→ **Short task**
Omit any picture, and return the remaining data exactly as written.

→ **Data lines**
= = = = = = =

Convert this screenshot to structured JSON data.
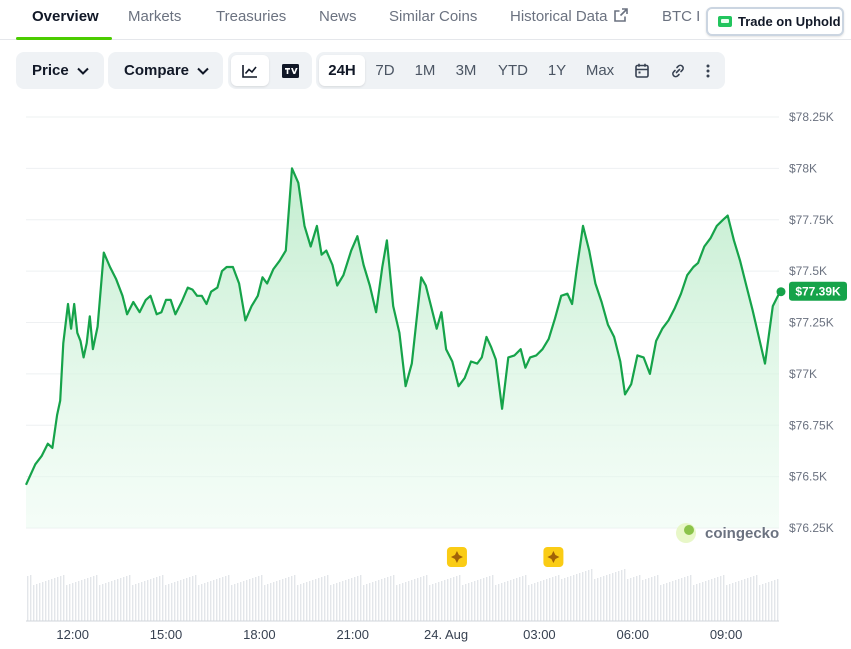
{
  "tabs": [
    {
      "label": "Overview",
      "active": true
    },
    {
      "label": "Markets"
    },
    {
      "label": "Treasuries"
    },
    {
      "label": "News"
    },
    {
      "label": "Similar Coins"
    },
    {
      "label": "Historical Data"
    },
    {
      "label": "BTC I"
    }
  ],
  "trade_button": {
    "label": "Trade on Uphold"
  },
  "toolbar": {
    "price_label": "Price",
    "compare_label": "Compare",
    "chart_type_icons": [
      "line-chart-icon",
      "tradingview-icon"
    ],
    "ranges": [
      "24H",
      "7D",
      "1M",
      "3M",
      "YTD",
      "1Y",
      "Max"
    ],
    "selected_range": "24H",
    "action_icons": [
      "calendar-icon",
      "link-icon",
      "more-icon"
    ]
  },
  "colors": {
    "accent": "#4bcc00",
    "line": "#16a34a",
    "fill": "#d6f5df",
    "event_marker": "#facc15"
  },
  "watermark": "coingecko",
  "current_price_label": "$77.39K",
  "chart_data": {
    "type": "area",
    "title": "",
    "xlabel": "",
    "ylabel": "",
    "ylim": [
      76180,
      78280
    ],
    "x_ticks": [
      "12:00",
      "15:00",
      "18:00",
      "21:00",
      "24. Aug",
      "03:00",
      "06:00",
      "09:00"
    ],
    "y_ticks": [
      "$78.25K",
      "$78K",
      "$77.75K",
      "$77.5K",
      "$77.25K",
      "$77K",
      "$76.75K",
      "$76.5K",
      "$76.25K"
    ],
    "grid": true,
    "x_hours": [
      0,
      0.3,
      0.5,
      0.7,
      0.85,
      1.0,
      1.1,
      1.2,
      1.35,
      1.45,
      1.55,
      1.65,
      1.75,
      1.85,
      1.95,
      2.05,
      2.15,
      2.3,
      2.5,
      2.7,
      2.9,
      3.1,
      3.25,
      3.45,
      3.65,
      3.85,
      4.0,
      4.2,
      4.35,
      4.5,
      4.65,
      4.8,
      5.0,
      5.2,
      5.35,
      5.5,
      5.65,
      5.8,
      5.95,
      6.15,
      6.3,
      6.45,
      6.65,
      6.85,
      7.05,
      7.25,
      7.45,
      7.6,
      7.75,
      7.95,
      8.15,
      8.35,
      8.55,
      8.75,
      8.95,
      9.15,
      9.35,
      9.5,
      9.65,
      9.85,
      10.0,
      10.2,
      10.45,
      10.65,
      10.85,
      11.05,
      11.25,
      11.45,
      11.6,
      11.8,
      12.0,
      12.2,
      12.4,
      12.55,
      12.7,
      12.85,
      13.0,
      13.2,
      13.35,
      13.5,
      13.7,
      13.9,
      14.1,
      14.3,
      14.5,
      14.65,
      14.8,
      14.95,
      15.1,
      15.3,
      15.5,
      15.7,
      15.9,
      16.05,
      16.2,
      16.4,
      16.6,
      16.8,
      17.0,
      17.2,
      17.4,
      17.55,
      17.7,
      17.9,
      18.1,
      18.3,
      18.5,
      18.7,
      18.9,
      19.1,
      19.25,
      19.45,
      19.65,
      19.85,
      20.05,
      20.25,
      20.45,
      20.65,
      20.85,
      21.05,
      21.25,
      21.45,
      21.6,
      21.8,
      22.0,
      22.2,
      22.4,
      22.55,
      22.75,
      22.95,
      23.15,
      23.35,
      23.55,
      23.75,
      24.0,
      24.2
    ],
    "values": [
      76460,
      76560,
      76600,
      76660,
      76640,
      76800,
      76870,
      77150,
      77340,
      77220,
      77340,
      77200,
      77160,
      77080,
      77150,
      77280,
      77120,
      77230,
      77590,
      77520,
      77460,
      77380,
      77290,
      77350,
      77300,
      77360,
      77380,
      77290,
      77300,
      77360,
      77360,
      77290,
      77350,
      77420,
      77410,
      77380,
      77380,
      77340,
      77400,
      77420,
      77500,
      77520,
      77520,
      77440,
      77260,
      77330,
      77380,
      77470,
      77440,
      77510,
      77550,
      77600,
      78000,
      77930,
      77720,
      77620,
      77720,
      77580,
      77600,
      77530,
      77430,
      77480,
      77600,
      77670,
      77530,
      77430,
      77300,
      77520,
      77650,
      77330,
      77200,
      76940,
      77050,
      77260,
      77470,
      77430,
      77340,
      77220,
      77300,
      77120,
      77060,
      76940,
      76980,
      77060,
      77050,
      77080,
      77180,
      77130,
      77070,
      76830,
      77080,
      77090,
      77120,
      77030,
      77080,
      77090,
      77120,
      77170,
      77270,
      77380,
      77390,
      77340,
      77510,
      77720,
      77600,
      77440,
      77350,
      77240,
      77180,
      77060,
      76900,
      76950,
      77090,
      77080,
      77000,
      77160,
      77220,
      77260,
      77320,
      77390,
      77480,
      77520,
      77540,
      77620,
      77660,
      77720,
      77750,
      77770,
      77650,
      77550,
      77430,
      77310,
      77180,
      77050,
      77330,
      77390
    ],
    "events_hours": [
      13.85,
      16.95
    ],
    "current_value": 77390
  }
}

= = = = = = =

→ **Task result**
Convert this screenshot to structured JSON data.
{
  "tabs": [
    {
      "label": "Overview",
      "active": true
    },
    {
      "label": "Markets"
    },
    {
      "label": "Treasuries"
    },
    {
      "label": "News"
    },
    {
      "label": "Similar Coins"
    },
    {
      "label": "Historical Data"
    },
    {
      "label": "BTC I"
    }
  ],
  "trade_button": {
    "label": "Trade on Uphold"
  },
  "toolbar": {
    "price_label": "Price",
    "compare_label": "Compare",
    "chart_type_icons": [
      "line-chart-icon",
      "tradingview-icon"
    ],
    "ranges": [
      "24H",
      "7D",
      "1M",
      "3M",
      "YTD",
      "1Y",
      "Max"
    ],
    "selected_range": "24H",
    "action_icons": [
      "calendar-icon",
      "link-icon",
      "more-icon"
    ]
  },
  "colors": {
    "accent": "#4bcc00",
    "line": "#16a34a",
    "fill": "#d6f5df",
    "event_marker": "#facc15"
  },
  "watermark": "coingecko",
  "current_price_label": "$77.39K",
  "chart_data": {
    "type": "area",
    "title": "",
    "xlabel": "",
    "ylabel": "",
    "ylim": [
      76180,
      78280
    ],
    "x_ticks": [
      "12:00",
      "15:00",
      "18:00",
      "21:00",
      "24. Aug",
      "03:00",
      "06:00",
      "09:00"
    ],
    "y_ticks": [
      "$78.25K",
      "$78K",
      "$77.75K",
      "$77.5K",
      "$77.25K",
      "$77K",
      "$76.75K",
      "$76.5K",
      "$76.25K"
    ],
    "grid": true,
    "x_hours": [
      0,
      0.3,
      0.5,
      0.7,
      0.85,
      1.0,
      1.1,
      1.2,
      1.35,
      1.45,
      1.55,
      1.65,
      1.75,
      1.85,
      1.95,
      2.05,
      2.15,
      2.3,
      2.5,
      2.7,
      2.9,
      3.1,
      3.25,
      3.45,
      3.65,
      3.85,
      4.0,
      4.2,
      4.35,
      4.5,
      4.65,
      4.8,
      5.0,
      5.2,
      5.35,
      5.5,
      5.65,
      5.8,
      5.95,
      6.15,
      6.3,
      6.45,
      6.65,
      6.85,
      7.05,
      7.25,
      7.45,
      7.6,
      7.75,
      7.95,
      8.15,
      8.35,
      8.55,
      8.75,
      8.95,
      9.15,
      9.35,
      9.5,
      9.65,
      9.85,
      10.0,
      10.2,
      10.45,
      10.65,
      10.85,
      11.05,
      11.25,
      11.45,
      11.6,
      11.8,
      12.0,
      12.2,
      12.4,
      12.55,
      12.7,
      12.85,
      13.0,
      13.2,
      13.35,
      13.5,
      13.7,
      13.9,
      14.1,
      14.3,
      14.5,
      14.65,
      14.8,
      14.95,
      15.1,
      15.3,
      15.5,
      15.7,
      15.9,
      16.05,
      16.2,
      16.4,
      16.6,
      16.8,
      17.0,
      17.2,
      17.4,
      17.55,
      17.7,
      17.9,
      18.1,
      18.3,
      18.5,
      18.7,
      18.9,
      19.1,
      19.25,
      19.45,
      19.65,
      19.85,
      20.05,
      20.25,
      20.45,
      20.65,
      20.85,
      21.05,
      21.25,
      21.45,
      21.6,
      21.8,
      22.0,
      22.2,
      22.4,
      22.55,
      22.75,
      22.95,
      23.15,
      23.35,
      23.55,
      23.75,
      24.0,
      24.2
    ],
    "values": [
      76460,
      76560,
      76600,
      76660,
      76640,
      76800,
      76870,
      77150,
      77340,
      77220,
      77340,
      77200,
      77160,
      77080,
      77150,
      77280,
      77120,
      77230,
      77590,
      77520,
      77460,
      77380,
      77290,
      77350,
      77300,
      77360,
      77380,
      77290,
      77300,
      77360,
      77360,
      77290,
      77350,
      77420,
      77410,
      77380,
      77380,
      77340,
      77400,
      77420,
      77500,
      77520,
      77520,
      77440,
      77260,
      77330,
      77380,
      77470,
      77440,
      77510,
      77550,
      77600,
      78000,
      77930,
      77720,
      77620,
      77720,
      77580,
      77600,
      77530,
      77430,
      77480,
      77600,
      77670,
      77530,
      77430,
      77300,
      77520,
      77650,
      77330,
      77200,
      76940,
      77050,
      77260,
      77470,
      77430,
      77340,
      77220,
      77300,
      77120,
      77060,
      76940,
      76980,
      77060,
      77050,
      77080,
      77180,
      77130,
      77070,
      76830,
      77080,
      77090,
      77120,
      77030,
      77080,
      77090,
      77120,
      77170,
      77270,
      77380,
      77390,
      77340,
      77510,
      77720,
      77600,
      77440,
      77350,
      77240,
      77180,
      77060,
      76900,
      76950,
      77090,
      77080,
      77000,
      77160,
      77220,
      77260,
      77320,
      77390,
      77480,
      77520,
      77540,
      77620,
      77660,
      77720,
      77750,
      77770,
      77650,
      77550,
      77430,
      77310,
      77180,
      77050,
      77330,
      77390
    ],
    "events_hours": [
      13.85,
      16.95
    ],
    "current_value": 77390
  }
}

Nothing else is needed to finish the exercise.